# Work to complete
Search the data for the word "exam". Reproduce every line where it is found.

# Supplied material
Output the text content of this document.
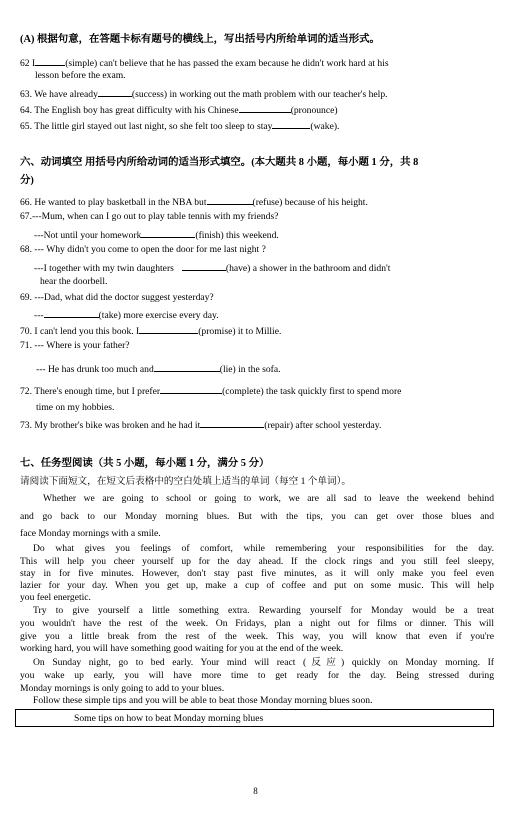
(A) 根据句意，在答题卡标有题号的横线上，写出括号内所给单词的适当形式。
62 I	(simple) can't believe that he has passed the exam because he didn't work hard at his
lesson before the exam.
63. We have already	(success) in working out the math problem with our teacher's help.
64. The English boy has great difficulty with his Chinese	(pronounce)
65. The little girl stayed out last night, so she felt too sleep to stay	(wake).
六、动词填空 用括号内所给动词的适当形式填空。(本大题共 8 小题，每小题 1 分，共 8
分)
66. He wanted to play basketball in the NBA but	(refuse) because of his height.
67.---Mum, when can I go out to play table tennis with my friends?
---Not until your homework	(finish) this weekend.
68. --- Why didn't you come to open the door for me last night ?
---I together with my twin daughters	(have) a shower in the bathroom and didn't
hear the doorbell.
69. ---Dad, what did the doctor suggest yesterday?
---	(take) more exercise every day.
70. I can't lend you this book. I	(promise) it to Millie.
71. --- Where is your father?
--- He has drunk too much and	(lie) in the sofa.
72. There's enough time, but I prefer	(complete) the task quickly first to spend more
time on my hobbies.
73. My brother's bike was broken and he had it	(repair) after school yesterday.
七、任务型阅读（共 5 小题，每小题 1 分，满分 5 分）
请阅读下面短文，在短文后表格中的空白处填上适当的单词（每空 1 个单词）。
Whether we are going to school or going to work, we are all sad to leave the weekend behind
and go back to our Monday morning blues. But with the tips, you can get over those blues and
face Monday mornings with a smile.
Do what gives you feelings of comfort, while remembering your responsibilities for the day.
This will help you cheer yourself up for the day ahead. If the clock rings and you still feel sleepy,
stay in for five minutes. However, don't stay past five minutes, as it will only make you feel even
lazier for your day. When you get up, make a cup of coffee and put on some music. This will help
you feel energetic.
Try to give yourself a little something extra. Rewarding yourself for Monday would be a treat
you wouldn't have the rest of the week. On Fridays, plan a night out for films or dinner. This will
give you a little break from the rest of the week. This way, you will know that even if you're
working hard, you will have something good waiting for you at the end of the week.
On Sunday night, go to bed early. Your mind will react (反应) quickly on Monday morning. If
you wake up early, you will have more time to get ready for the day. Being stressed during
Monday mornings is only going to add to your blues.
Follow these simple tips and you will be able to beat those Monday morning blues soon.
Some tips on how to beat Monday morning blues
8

# Answer to this task
62 I	(simple) can't believe that he has passed the exam because he didn't work hard at his
lesson before the exam.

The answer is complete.